TASK INSTRUCTIONS: Rename every occurrence of "svg-text" in the material below to "svg-label", and reproduce all other lines unchanged, omitting the pictures.

SUPPLIED ENTRIES:
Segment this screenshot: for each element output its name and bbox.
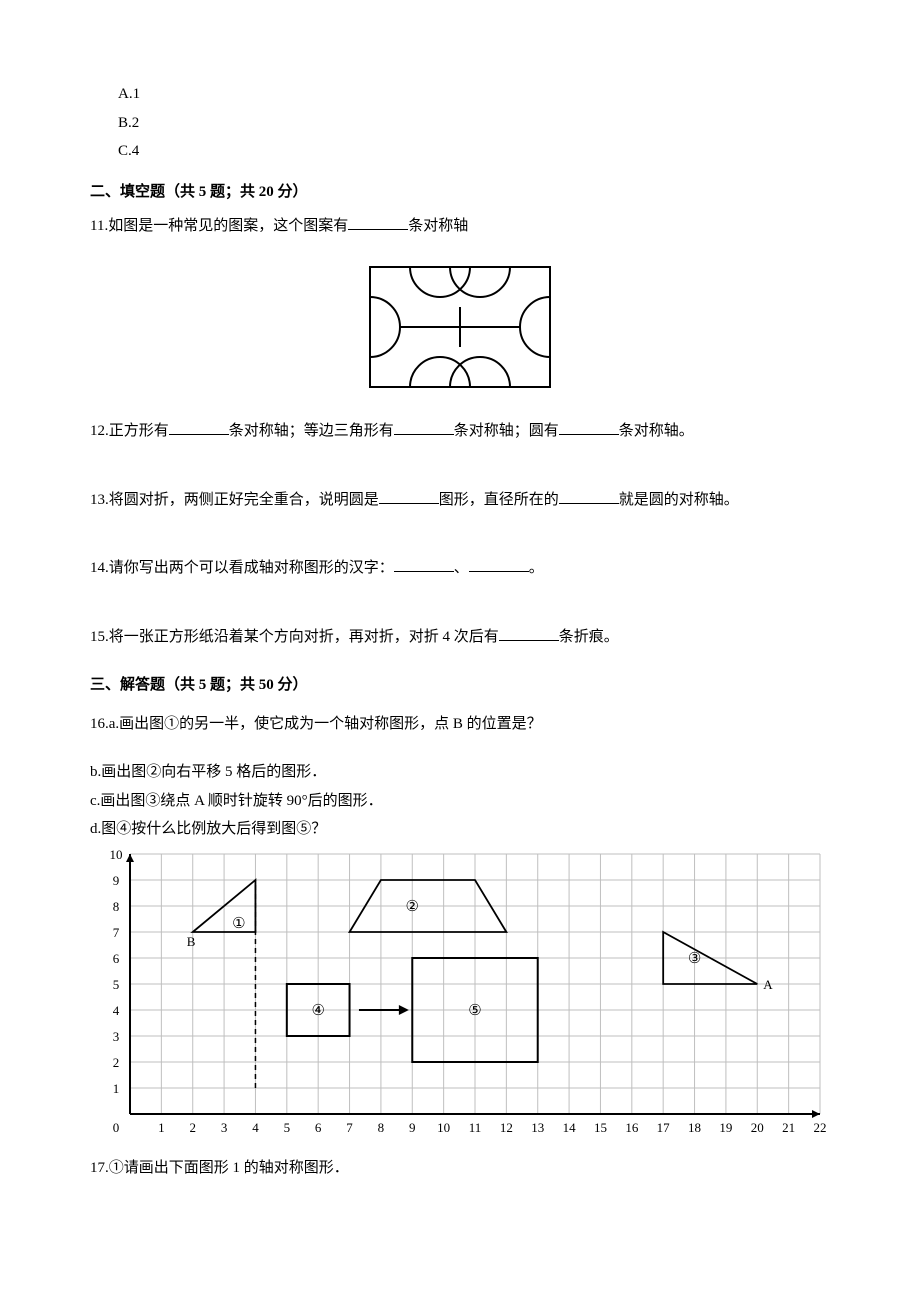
svg-text:20: 20 [751,1120,764,1135]
svg-text:16: 16 [625,1120,639,1135]
section-2-title: 二、填空题（共 5 题；共 20 分） [90,178,830,207]
svg-text:21: 21 [782,1120,795,1135]
svg-text:14: 14 [563,1120,577,1135]
q14-blank-2 [469,556,529,572]
svg-text:3: 3 [113,1029,120,1044]
question-14: 14.请你写出两个可以看成轴对称图形的汉字： 、 。 [90,554,830,583]
q16-a: 16.a.画出图①的另一半，使它成为一个轴对称图形，点 B 的位置是？ [90,710,830,739]
q12-blank-2 [394,419,454,435]
option-a: A.1 [118,80,830,109]
q16-c: c.画出图③绕点 A 顺时针旋转 90°后的图形． [90,787,830,816]
question-17: 17.①请画出下面图形 1 的轴对称图形． [90,1154,830,1183]
q13-c: 就是圆的对称轴。 [619,492,739,508]
q13-b: 图形，直径所在的 [439,492,559,508]
svg-text:4: 4 [113,1003,120,1018]
svg-text:5: 5 [284,1120,291,1135]
svg-text:7: 7 [113,925,120,940]
svg-text:13: 13 [531,1120,544,1135]
svg-text:8: 8 [113,899,120,914]
svg-text:5: 5 [113,977,120,992]
svg-text:19: 19 [719,1120,732,1135]
q12-c: 条对称轴；圆有 [454,423,559,439]
question-12: 12.正方形有 条对称轴；等边三角形有 条对称轴；圆有 条对称轴。 [90,417,830,446]
q13-a: 13.将圆对折，两侧正好完全重合，说明圆是 [90,492,379,508]
svg-text:9: 9 [113,873,120,888]
svg-text:8: 8 [378,1120,385,1135]
question-15: 15.将一张正方形纸沿着某个方向对折，再对折，对折 4 次后有 条折痕。 [90,623,830,652]
svg-text:9: 9 [409,1120,416,1135]
svg-text:6: 6 [315,1120,322,1135]
question-11: 11.如图是一种常见的图案，这个图案有 条对称轴 [90,212,830,241]
svg-text:10: 10 [110,847,123,862]
svg-text:⑤: ⑤ [468,1003,481,1019]
q11-text-b: 条对称轴 [408,218,468,234]
svg-text:A: A [763,977,773,992]
svg-text:2: 2 [113,1055,120,1070]
svg-text:6: 6 [113,951,120,966]
svg-text:1: 1 [113,1081,120,1096]
svg-text:11: 11 [469,1120,482,1135]
q16-d: d.图④按什么比例放大后得到图⑤？ [90,815,830,844]
svg-text:B: B [187,934,196,949]
q15-blank [499,625,559,641]
q12-blank-1 [169,419,229,435]
svg-text:③: ③ [688,951,701,967]
svg-text:7: 7 [346,1120,353,1135]
svg-text:1: 1 [158,1120,165,1135]
q12-a: 12.正方形有 [90,423,169,439]
q14-sep: 、 [454,560,469,576]
q14-end: 。 [529,560,544,576]
q14-a: 14.请你写出两个可以看成轴对称图形的汉字： [90,560,394,576]
svg-text:②: ② [406,899,419,915]
svg-text:18: 18 [688,1120,701,1135]
svg-text:15: 15 [594,1120,607,1135]
svg-text:12: 12 [500,1120,513,1135]
q11-figure [90,257,830,408]
q15-b: 条折痕。 [559,629,619,645]
svg-text:2: 2 [189,1120,196,1135]
q13-blank-1 [379,488,439,504]
svg-text:10: 10 [437,1120,450,1135]
q16-figure: 1234567891011121314151617181920212201234… [90,844,830,1155]
option-b: B.2 [118,109,830,138]
q15-a: 15.将一张正方形纸沿着某个方向对折，再对折，对折 4 次后有 [90,629,499,645]
option-c: C.4 [118,137,830,166]
q16-b: b.画出图②向右平移 5 格后的图形． [90,758,830,787]
q11-blank [348,214,408,230]
svg-text:4: 4 [252,1120,259,1135]
q12-b: 条对称轴；等边三角形有 [229,423,394,439]
q11-text-a: 11.如图是一种常见的图案，这个图案有 [90,218,348,234]
section-3-title: 三、解答题（共 5 题；共 50 分） [90,671,830,700]
svg-text:17: 17 [657,1120,671,1135]
q12-d: 条对称轴。 [619,423,694,439]
svg-text:22: 22 [814,1120,827,1135]
q12-blank-3 [559,419,619,435]
svg-text:3: 3 [221,1120,228,1135]
svg-text:0: 0 [113,1120,120,1135]
q13-blank-2 [559,488,619,504]
question-13: 13.将圆对折，两侧正好完全重合，说明圆是 图形，直径所在的 就是圆的对称轴。 [90,486,830,515]
svg-text:①: ① [232,916,245,932]
svg-text:④: ④ [311,1003,324,1019]
q14-blank-1 [394,556,454,572]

REPLY TO THE EXERCISE:
Segment this screenshot: for each element output its name and bbox.
svg-label:20: 20 [751,1120,764,1135]
svg-label:16: 16 [625,1120,639,1135]
section-2-title: 二、填空题（共 5 题；共 20 分） [90,178,830,207]
svg-label:21: 21 [782,1120,795,1135]
svg-label:14: 14 [563,1120,577,1135]
q14-blank-2 [469,556,529,572]
svg-label:3: 3 [113,1029,120,1044]
question-14: 14.请你写出两个可以看成轴对称图形的汉字： 、 。 [90,554,830,583]
q16-a: 16.a.画出图①的另一半，使它成为一个轴对称图形，点 B 的位置是？ [90,710,830,739]
q12-blank-2 [394,419,454,435]
option-a: A.1 [118,80,830,109]
q16-c: c.画出图③绕点 A 顺时针旋转 90°后的图形． [90,787,830,816]
question-17: 17.①请画出下面图形 1 的轴对称图形． [90,1154,830,1183]
q13-c: 就是圆的对称轴。 [619,492,739,508]
q13-b: 图形，直径所在的 [439,492,559,508]
svg-label:4: 4 [113,1003,120,1018]
svg-label:5: 5 [284,1120,291,1135]
svg-label:7: 7 [113,925,120,940]
svg-label:13: 13 [531,1120,544,1135]
svg-label:8: 8 [113,899,120,914]
svg-label:5: 5 [113,977,120,992]
svg-label:19: 19 [719,1120,732,1135]
q12-c: 条对称轴；圆有 [454,423,559,439]
question-12: 12.正方形有 条对称轴；等边三角形有 条对称轴；圆有 条对称轴。 [90,417,830,446]
q13-a: 13.将圆对折，两侧正好完全重合，说明圆是 [90,492,379,508]
svg-label:9: 9 [113,873,120,888]
svg-label:8: 8 [378,1120,385,1135]
question-15: 15.将一张正方形纸沿着某个方向对折，再对折，对折 4 次后有 条折痕。 [90,623,830,652]
svg-label:9: 9 [409,1120,416,1135]
svg-label:6: 6 [315,1120,322,1135]
question-11: 11.如图是一种常见的图案，这个图案有 条对称轴 [90,212,830,241]
svg-label:10: 10 [110,847,123,862]
svg-label:⑤: ⑤ [468,1003,481,1019]
q11-text-b: 条对称轴 [408,218,468,234]
svg-label:A: A [763,977,773,992]
svg-label:2: 2 [113,1055,120,1070]
svg-label:6: 6 [113,951,120,966]
svg-label:1: 1 [113,1081,120,1096]
svg-label:11: 11 [469,1120,482,1135]
q16-d: d.图④按什么比例放大后得到图⑤？ [90,815,830,844]
svg-label:B: B [187,934,196,949]
q15-blank [499,625,559,641]
q12-blank-1 [169,419,229,435]
svg-label:③: ③ [688,951,701,967]
svg-label:7: 7 [346,1120,353,1135]
svg-label:1: 1 [158,1120,165,1135]
q12-a: 12.正方形有 [90,423,169,439]
q14-sep: 、 [454,560,469,576]
q14-end: 。 [529,560,544,576]
q14-a: 14.请你写出两个可以看成轴对称图形的汉字： [90,560,394,576]
svg-label:②: ② [406,899,419,915]
svg-label:18: 18 [688,1120,701,1135]
svg-label:15: 15 [594,1120,607,1135]
svg-label:12: 12 [500,1120,513,1135]
q11-figure [90,257,830,408]
q15-b: 条折痕。 [559,629,619,645]
svg-label:2: 2 [189,1120,196,1135]
q13-blank-1 [379,488,439,504]
svg-label:10: 10 [437,1120,450,1135]
q16-figure: 1234567891011121314151617181920212201234… [90,844,830,1155]
option-b: B.2 [118,109,830,138]
q15-a: 15.将一张正方形纸沿着某个方向对折，再对折，对折 4 次后有 [90,629,499,645]
option-c: C.4 [118,137,830,166]
q16-b: b.画出图②向右平移 5 格后的图形． [90,758,830,787]
q11-blank [348,214,408,230]
svg-label:4: 4 [252,1120,259,1135]
q12-b: 条对称轴；等边三角形有 [229,423,394,439]
q11-text-a: 11.如图是一种常见的图案，这个图案有 [90,218,348,234]
section-3-title: 三、解答题（共 5 题；共 50 分） [90,671,830,700]
svg-label:17: 17 [657,1120,671,1135]
q12-d: 条对称轴。 [619,423,694,439]
svg-label:22: 22 [814,1120,827,1135]
q12-blank-3 [559,419,619,435]
svg-label:3: 3 [221,1120,228,1135]
svg-label:0: 0 [113,1120,120,1135]
q13-blank-2 [559,488,619,504]
question-13: 13.将圆对折，两侧正好完全重合，说明圆是 图形，直径所在的 就是圆的对称轴。 [90,486,830,515]
svg-label:①: ① [232,916,245,932]
svg-label:④: ④ [311,1003,324,1019]
q14-blank-1 [394,556,454,572]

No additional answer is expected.